Task to complete: Transcribe the full listing below exactly.

Items listed in a dataset:

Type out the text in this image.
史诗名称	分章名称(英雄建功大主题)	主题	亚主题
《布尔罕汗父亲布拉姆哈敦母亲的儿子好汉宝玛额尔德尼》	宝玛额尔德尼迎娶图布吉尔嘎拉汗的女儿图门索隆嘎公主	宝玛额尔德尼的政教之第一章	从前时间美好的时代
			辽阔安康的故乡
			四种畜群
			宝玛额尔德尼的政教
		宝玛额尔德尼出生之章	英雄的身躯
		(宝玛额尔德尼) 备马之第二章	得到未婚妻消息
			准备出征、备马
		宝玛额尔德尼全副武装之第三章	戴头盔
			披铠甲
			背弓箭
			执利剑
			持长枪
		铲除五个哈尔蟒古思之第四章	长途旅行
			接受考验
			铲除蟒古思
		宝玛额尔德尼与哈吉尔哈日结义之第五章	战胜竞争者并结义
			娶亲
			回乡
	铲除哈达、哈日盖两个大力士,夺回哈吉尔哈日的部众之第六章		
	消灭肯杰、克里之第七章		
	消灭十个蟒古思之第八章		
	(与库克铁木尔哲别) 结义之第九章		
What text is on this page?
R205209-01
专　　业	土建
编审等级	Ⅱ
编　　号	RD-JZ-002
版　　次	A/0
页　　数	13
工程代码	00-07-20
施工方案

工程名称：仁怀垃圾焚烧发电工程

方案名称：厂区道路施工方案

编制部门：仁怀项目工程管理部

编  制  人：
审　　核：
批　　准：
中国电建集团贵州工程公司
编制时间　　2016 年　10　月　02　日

Completed exercise:
Type out the text in this image.
史诗名称	分章名称(英雄建功大主题)	主题	亚主题
《布尔罕汗父亲布拉姆哈敦母亲的儿子好汉宝玛额尔德尼》	宝玛额尔德尼迎娶图布吉尔嘎拉汗的女儿图门索隆嘎公主	宝玛额尔德尼的政教之第一章	从前时间美好的时代
			辽阔安康的故乡
			四种畜群
			宝玛额尔德尼的政教
		宝玛额尔德尼出生之章	英雄的身躯
		(宝玛额尔德尼) 备马之第二章	得到未婚妻消息
			准备出征、备马
		宝玛额尔德尼全副武装之第三章	戴头盔
			披铠甲
			背弓箭
			执利剑
			持长枪
		铲除五个哈尔蟒古思之第四章	长途旅行
			接受考验
			铲除蟒古思
		宝玛额尔德尼与哈吉尔哈日结义之第五章	战胜竞争者并结义
			娶亲
			回乡
	铲除哈达、哈日盖两个大力士,夺回哈吉尔哈日的部众之第六章		
	消灭肯杰、克里之第七章		
	消灭十个蟒古思之第八章		
	(与库克铁木尔哲别) 结义之第九章		
What text is on this page?
R205209-01
专　　业	土建
编审等级	Ⅱ
编　　号	RD-JZ-002
版　　次	A/0
页　　数	13
工程代码	00-07-20
施工方案

工程名称：仁怀垃圾焚烧发电工程

方案名称：厂区道路施工方案

编制部门：仁怀项目工程管理部

编  制  人：
审　　核：
批　　准：
中国电建集团贵州工程公司
编制时间　　2016 年　10　月　02　日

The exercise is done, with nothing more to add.